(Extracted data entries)
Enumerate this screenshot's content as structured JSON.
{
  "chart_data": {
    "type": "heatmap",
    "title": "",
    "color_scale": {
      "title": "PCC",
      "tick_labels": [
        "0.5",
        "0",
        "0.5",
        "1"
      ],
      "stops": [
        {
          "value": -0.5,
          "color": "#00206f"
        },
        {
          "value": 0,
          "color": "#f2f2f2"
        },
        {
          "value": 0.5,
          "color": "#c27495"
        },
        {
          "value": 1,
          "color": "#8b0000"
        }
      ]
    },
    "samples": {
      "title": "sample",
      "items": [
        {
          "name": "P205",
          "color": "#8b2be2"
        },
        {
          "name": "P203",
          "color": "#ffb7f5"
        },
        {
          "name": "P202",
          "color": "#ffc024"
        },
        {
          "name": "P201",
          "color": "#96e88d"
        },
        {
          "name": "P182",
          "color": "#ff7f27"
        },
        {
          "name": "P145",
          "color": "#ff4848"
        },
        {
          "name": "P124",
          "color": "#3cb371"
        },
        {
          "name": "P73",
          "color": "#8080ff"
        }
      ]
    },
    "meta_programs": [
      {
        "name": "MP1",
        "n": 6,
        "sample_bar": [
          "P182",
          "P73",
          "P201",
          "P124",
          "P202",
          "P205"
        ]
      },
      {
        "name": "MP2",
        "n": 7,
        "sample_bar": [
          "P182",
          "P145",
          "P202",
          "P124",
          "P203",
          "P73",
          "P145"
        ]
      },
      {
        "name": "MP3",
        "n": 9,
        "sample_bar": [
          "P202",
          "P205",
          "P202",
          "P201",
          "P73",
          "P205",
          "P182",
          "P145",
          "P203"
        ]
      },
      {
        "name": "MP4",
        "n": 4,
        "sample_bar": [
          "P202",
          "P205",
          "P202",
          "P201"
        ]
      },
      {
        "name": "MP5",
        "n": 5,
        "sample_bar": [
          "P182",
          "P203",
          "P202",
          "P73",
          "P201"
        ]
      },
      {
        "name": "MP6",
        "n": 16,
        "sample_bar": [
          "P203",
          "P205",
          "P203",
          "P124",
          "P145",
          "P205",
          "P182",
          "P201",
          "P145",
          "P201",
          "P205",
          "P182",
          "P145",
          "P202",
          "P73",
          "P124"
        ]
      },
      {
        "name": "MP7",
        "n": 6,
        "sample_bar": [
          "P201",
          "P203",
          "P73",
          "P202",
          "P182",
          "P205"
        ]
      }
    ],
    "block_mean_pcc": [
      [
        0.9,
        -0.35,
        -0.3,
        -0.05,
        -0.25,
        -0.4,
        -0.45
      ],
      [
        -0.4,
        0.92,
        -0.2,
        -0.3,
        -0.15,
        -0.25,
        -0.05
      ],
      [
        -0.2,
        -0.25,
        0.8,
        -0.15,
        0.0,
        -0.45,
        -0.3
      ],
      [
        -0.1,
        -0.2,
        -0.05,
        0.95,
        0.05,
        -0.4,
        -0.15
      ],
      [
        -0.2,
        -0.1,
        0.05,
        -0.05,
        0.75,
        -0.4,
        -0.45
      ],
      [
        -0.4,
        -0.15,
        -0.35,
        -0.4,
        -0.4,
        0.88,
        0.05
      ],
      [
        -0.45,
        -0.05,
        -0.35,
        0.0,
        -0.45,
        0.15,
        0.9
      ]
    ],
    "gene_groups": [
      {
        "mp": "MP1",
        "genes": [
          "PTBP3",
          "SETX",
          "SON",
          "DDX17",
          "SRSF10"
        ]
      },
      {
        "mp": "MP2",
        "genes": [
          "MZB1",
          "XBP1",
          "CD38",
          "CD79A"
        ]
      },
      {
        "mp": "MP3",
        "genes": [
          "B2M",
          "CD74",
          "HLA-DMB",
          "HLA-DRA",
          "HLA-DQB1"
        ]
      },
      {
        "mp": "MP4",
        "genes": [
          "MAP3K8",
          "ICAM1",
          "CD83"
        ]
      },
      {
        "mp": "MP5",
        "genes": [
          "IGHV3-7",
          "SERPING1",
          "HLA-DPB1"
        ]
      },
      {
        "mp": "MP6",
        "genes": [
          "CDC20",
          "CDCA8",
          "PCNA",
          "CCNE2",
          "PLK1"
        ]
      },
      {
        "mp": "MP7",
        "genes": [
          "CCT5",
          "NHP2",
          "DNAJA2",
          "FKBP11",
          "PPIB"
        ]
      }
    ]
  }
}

● **PROBLEM TO WORK ON**
All entries above are to be transcribed verbatim.

● **RESPONSE TO THIS EXERCISE**
Enumerate this screenshot's content as structured JSON.
{
  "chart_data": {
    "type": "heatmap",
    "title": "",
    "color_scale": {
      "title": "PCC",
      "tick_labels": [
        "0.5",
        "0",
        "0.5",
        "1"
      ],
      "stops": [
        {
          "value": -0.5,
          "color": "#00206f"
        },
        {
          "value": 0,
          "color": "#f2f2f2"
        },
        {
          "value": 0.5,
          "color": "#c27495"
        },
        {
          "value": 1,
          "color": "#8b0000"
        }
      ]
    },
    "samples": {
      "title": "sample",
      "items": [
        {
          "name": "P205",
          "color": "#8b2be2"
        },
        {
          "name": "P203",
          "color": "#ffb7f5"
        },
        {
          "name": "P202",
          "color": "#ffc024"
        },
        {
          "name": "P201",
          "color": "#96e88d"
        },
        {
          "name": "P182",
          "color": "#ff7f27"
        },
        {
          "name": "P145",
          "color": "#ff4848"
        },
        {
          "name": "P124",
          "color": "#3cb371"
        },
        {
          "name": "P73",
          "color": "#8080ff"
        }
      ]
    },
    "meta_programs": [
      {
        "name": "MP1",
        "n": 6,
        "sample_bar": [
          "P182",
          "P73",
          "P201",
          "P124",
          "P202",
          "P205"
        ]
      },
      {
        "name": "MP2",
        "n": 7,
        "sample_bar": [
          "P182",
          "P145",
          "P202",
          "P124",
          "P203",
          "P73",
          "P145"
        ]
      },
      {
        "name": "MP3",
        "n": 9,
        "sample_bar": [
          "P202",
          "P205",
          "P202",
          "P201",
          "P73",
          "P205",
          "P182",
          "P145",
          "P203"
        ]
      },
      {
        "name": "MP4",
        "n": 4,
        "sample_bar": [
          "P202",
          "P205",
          "P202",
          "P201"
        ]
      },
      {
        "name": "MP5",
        "n": 5,
        "sample_bar": [
          "P182",
          "P203",
          "P202",
          "P73",
          "P201"
        ]
      },
      {
        "name": "MP6",
        "n": 16,
        "sample_bar": [
          "P203",
          "P205",
          "P203",
          "P124",
          "P145",
          "P205",
          "P182",
          "P201",
          "P145",
          "P201",
          "P205",
          "P182",
          "P145",
          "P202",
          "P73",
          "P124"
        ]
      },
      {
        "name": "MP7",
        "n": 6,
        "sample_bar": [
          "P201",
          "P203",
          "P73",
          "P202",
          "P182",
          "P205"
        ]
      }
    ],
    "block_mean_pcc": [
      [
        0.9,
        -0.35,
        -0.3,
        -0.05,
        -0.25,
        -0.4,
        -0.45
      ],
      [
        -0.4,
        0.92,
        -0.2,
        -0.3,
        -0.15,
        -0.25,
        -0.05
      ],
      [
        -0.2,
        -0.25,
        0.8,
        -0.15,
        0.0,
        -0.45,
        -0.3
      ],
      [
        -0.1,
        -0.2,
        -0.05,
        0.95,
        0.05,
        -0.4,
        -0.15
      ],
      [
        -0.2,
        -0.1,
        0.05,
        -0.05,
        0.75,
        -0.4,
        -0.45
      ],
      [
        -0.4,
        -0.15,
        -0.35,
        -0.4,
        -0.4,
        0.88,
        0.05
      ],
      [
        -0.45,
        -0.05,
        -0.35,
        0.0,
        -0.45,
        0.15,
        0.9
      ]
    ],
    "gene_groups": [
      {
        "mp": "MP1",
        "genes": [
          "PTBP3",
          "SETX",
          "SON",
          "DDX17",
          "SRSF10"
        ]
      },
      {
        "mp": "MP2",
        "genes": [
          "MZB1",
          "XBP1",
          "CD38",
          "CD79A"
        ]
      },
      {
        "mp": "MP3",
        "genes": [
          "B2M",
          "CD74",
          "HLA-DMB",
          "HLA-DRA",
          "HLA-DQB1"
        ]
      },
      {
        "mp": "MP4",
        "genes": [
          "MAP3K8",
          "ICAM1",
          "CD83"
        ]
      },
      {
        "mp": "MP5",
        "genes": [
          "IGHV3-7",
          "SERPING1",
          "HLA-DPB1"
        ]
      },
      {
        "mp": "MP6",
        "genes": [
          "CDC20",
          "CDCA8",
          "PCNA",
          "CCNE2",
          "PLK1"
        ]
      },
      {
        "mp": "MP7",
        "genes": [
          "CCT5",
          "NHP2",
          "DNAJA2",
          "FKBP11",
          "PPIB"
        ]
      }
    ]
  }
}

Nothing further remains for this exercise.